Direction
Repeat every line of the listing below exactly, minus the pictures.

Listed records
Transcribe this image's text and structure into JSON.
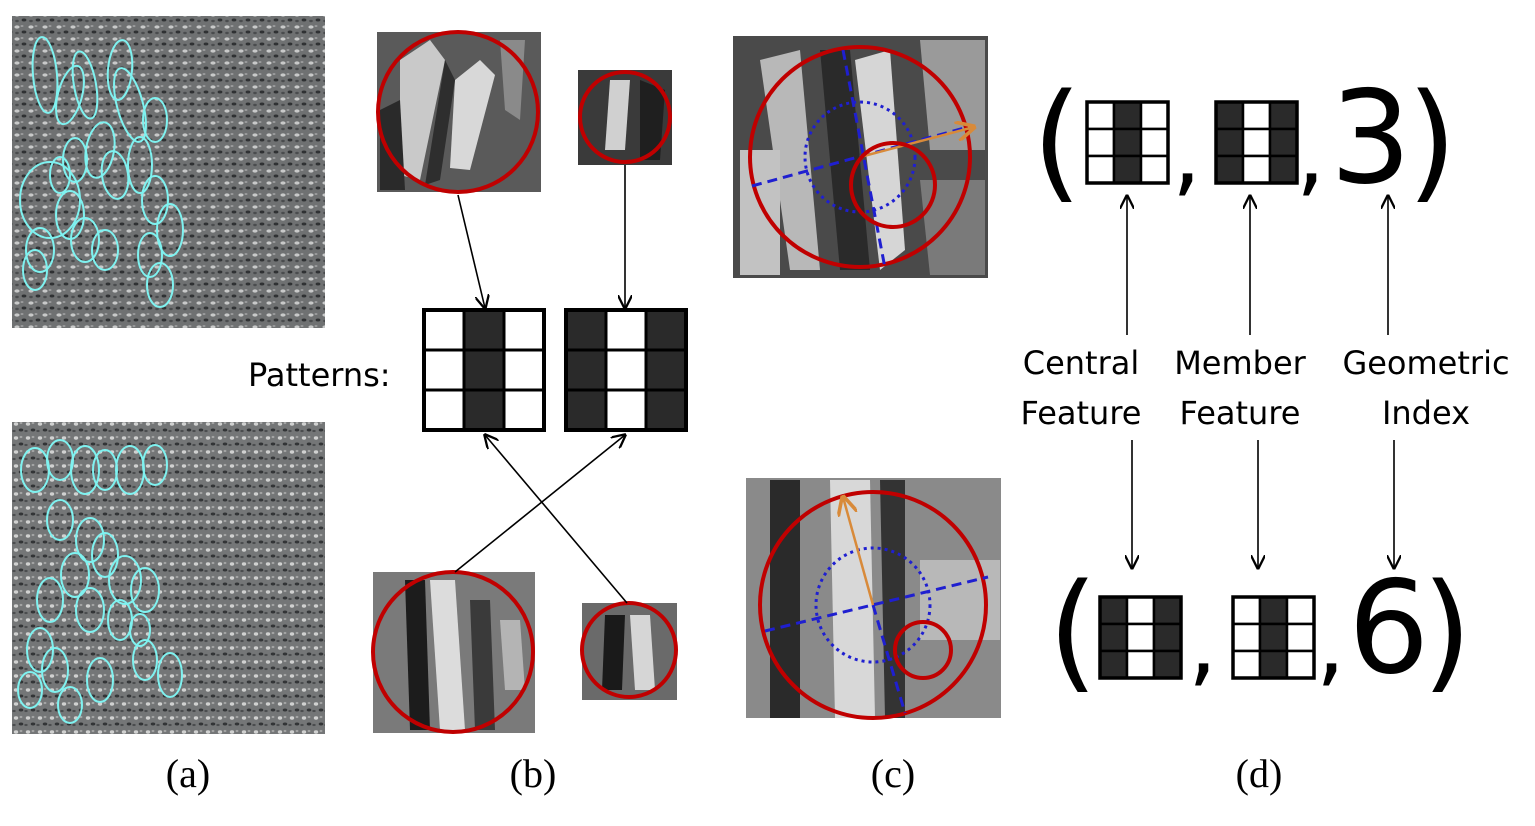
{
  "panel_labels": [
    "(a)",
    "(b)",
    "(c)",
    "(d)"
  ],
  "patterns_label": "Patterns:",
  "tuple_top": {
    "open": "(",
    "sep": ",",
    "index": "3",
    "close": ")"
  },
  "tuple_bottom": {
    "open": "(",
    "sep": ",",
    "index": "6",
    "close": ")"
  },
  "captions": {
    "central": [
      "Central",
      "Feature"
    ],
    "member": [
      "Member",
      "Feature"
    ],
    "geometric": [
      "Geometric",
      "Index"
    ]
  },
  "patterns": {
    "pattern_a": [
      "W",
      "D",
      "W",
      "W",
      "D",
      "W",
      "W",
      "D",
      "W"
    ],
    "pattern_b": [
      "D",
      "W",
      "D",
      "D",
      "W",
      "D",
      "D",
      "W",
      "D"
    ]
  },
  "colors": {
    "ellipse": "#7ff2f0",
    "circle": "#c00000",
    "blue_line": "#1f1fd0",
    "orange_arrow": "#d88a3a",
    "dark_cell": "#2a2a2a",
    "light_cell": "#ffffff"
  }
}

Solution to the exercise
Transcribe this image's text and structure into JSON.
{
  "panel_labels": [
    "(a)",
    "(b)",
    "(c)",
    "(d)"
  ],
  "patterns_label": "Patterns:",
  "tuple_top": {
    "open": "(",
    "sep": ",",
    "index": "3",
    "close": ")"
  },
  "tuple_bottom": {
    "open": "(",
    "sep": ",",
    "index": "6",
    "close": ")"
  },
  "captions": {
    "central": [
      "Central",
      "Feature"
    ],
    "member": [
      "Member",
      "Feature"
    ],
    "geometric": [
      "Geometric",
      "Index"
    ]
  },
  "patterns": {
    "pattern_a": [
      "W",
      "D",
      "W",
      "W",
      "D",
      "W",
      "W",
      "D",
      "W"
    ],
    "pattern_b": [
      "D",
      "W",
      "D",
      "D",
      "W",
      "D",
      "D",
      "W",
      "D"
    ]
  },
  "colors": {
    "ellipse": "#7ff2f0",
    "circle": "#c00000",
    "blue_line": "#1f1fd0",
    "orange_arrow": "#d88a3a",
    "dark_cell": "#2a2a2a",
    "light_cell": "#ffffff"
  }
}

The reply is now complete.